== What needs to be done ==
Go through the entries below and count the lines holding the word "years". Reply with only the number, please.

== Information given ==

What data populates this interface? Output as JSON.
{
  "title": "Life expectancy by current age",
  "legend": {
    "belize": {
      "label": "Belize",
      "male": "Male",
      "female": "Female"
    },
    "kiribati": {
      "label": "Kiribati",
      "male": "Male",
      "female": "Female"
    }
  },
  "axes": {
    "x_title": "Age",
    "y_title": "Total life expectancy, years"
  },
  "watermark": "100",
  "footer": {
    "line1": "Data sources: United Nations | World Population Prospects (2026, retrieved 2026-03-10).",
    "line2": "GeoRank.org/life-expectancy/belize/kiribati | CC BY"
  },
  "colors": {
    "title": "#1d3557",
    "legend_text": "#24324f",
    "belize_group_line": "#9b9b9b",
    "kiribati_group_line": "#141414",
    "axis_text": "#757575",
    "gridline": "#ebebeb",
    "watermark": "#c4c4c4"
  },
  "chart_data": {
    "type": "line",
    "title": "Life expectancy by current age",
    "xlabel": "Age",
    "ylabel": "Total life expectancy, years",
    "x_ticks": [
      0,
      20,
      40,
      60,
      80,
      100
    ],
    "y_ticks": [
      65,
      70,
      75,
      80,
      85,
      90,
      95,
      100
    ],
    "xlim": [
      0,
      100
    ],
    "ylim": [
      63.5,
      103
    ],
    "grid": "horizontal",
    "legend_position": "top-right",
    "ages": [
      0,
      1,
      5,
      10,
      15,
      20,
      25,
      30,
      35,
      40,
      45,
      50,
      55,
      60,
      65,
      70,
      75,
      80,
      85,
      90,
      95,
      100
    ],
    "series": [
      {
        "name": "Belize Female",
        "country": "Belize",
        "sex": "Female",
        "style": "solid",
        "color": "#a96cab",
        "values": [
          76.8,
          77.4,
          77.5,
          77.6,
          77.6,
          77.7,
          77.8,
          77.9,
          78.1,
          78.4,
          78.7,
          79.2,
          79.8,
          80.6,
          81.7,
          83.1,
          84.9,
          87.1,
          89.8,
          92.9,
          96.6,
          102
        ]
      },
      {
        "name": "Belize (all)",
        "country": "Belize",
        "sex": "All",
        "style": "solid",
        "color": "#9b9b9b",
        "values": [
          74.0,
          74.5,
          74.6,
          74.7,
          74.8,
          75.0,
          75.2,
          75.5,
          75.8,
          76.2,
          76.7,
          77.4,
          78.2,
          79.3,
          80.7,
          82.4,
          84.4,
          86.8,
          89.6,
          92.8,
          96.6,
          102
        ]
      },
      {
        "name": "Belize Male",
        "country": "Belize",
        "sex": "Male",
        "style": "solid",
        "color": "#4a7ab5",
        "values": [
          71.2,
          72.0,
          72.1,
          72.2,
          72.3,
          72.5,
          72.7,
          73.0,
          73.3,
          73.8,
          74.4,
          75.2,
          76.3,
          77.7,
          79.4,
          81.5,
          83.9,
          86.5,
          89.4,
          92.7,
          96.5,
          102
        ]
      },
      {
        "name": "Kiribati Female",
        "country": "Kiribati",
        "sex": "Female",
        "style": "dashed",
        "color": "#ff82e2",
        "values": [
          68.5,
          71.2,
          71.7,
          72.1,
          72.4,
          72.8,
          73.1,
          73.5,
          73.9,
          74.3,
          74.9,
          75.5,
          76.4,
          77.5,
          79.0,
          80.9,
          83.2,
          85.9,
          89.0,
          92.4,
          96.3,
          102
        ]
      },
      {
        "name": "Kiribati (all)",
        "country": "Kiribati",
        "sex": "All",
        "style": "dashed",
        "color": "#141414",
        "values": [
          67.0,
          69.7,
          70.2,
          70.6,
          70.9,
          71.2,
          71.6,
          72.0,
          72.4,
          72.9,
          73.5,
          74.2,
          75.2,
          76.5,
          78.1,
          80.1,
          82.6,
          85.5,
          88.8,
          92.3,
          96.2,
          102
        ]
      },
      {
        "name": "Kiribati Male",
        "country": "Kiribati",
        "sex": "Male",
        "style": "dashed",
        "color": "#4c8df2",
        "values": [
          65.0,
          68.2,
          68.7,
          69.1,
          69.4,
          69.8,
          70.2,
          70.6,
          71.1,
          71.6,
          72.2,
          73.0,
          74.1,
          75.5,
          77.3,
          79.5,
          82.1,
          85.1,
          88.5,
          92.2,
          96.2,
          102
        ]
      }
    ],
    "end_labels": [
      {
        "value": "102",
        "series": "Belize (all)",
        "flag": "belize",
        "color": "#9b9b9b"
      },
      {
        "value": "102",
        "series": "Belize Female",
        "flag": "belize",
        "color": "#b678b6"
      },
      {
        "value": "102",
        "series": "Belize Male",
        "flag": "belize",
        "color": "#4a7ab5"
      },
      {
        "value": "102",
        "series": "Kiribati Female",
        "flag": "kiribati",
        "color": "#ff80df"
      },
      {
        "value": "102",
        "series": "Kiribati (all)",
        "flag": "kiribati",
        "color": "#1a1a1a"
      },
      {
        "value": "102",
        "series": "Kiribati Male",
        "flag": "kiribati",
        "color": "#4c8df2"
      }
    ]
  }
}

== The result ==
2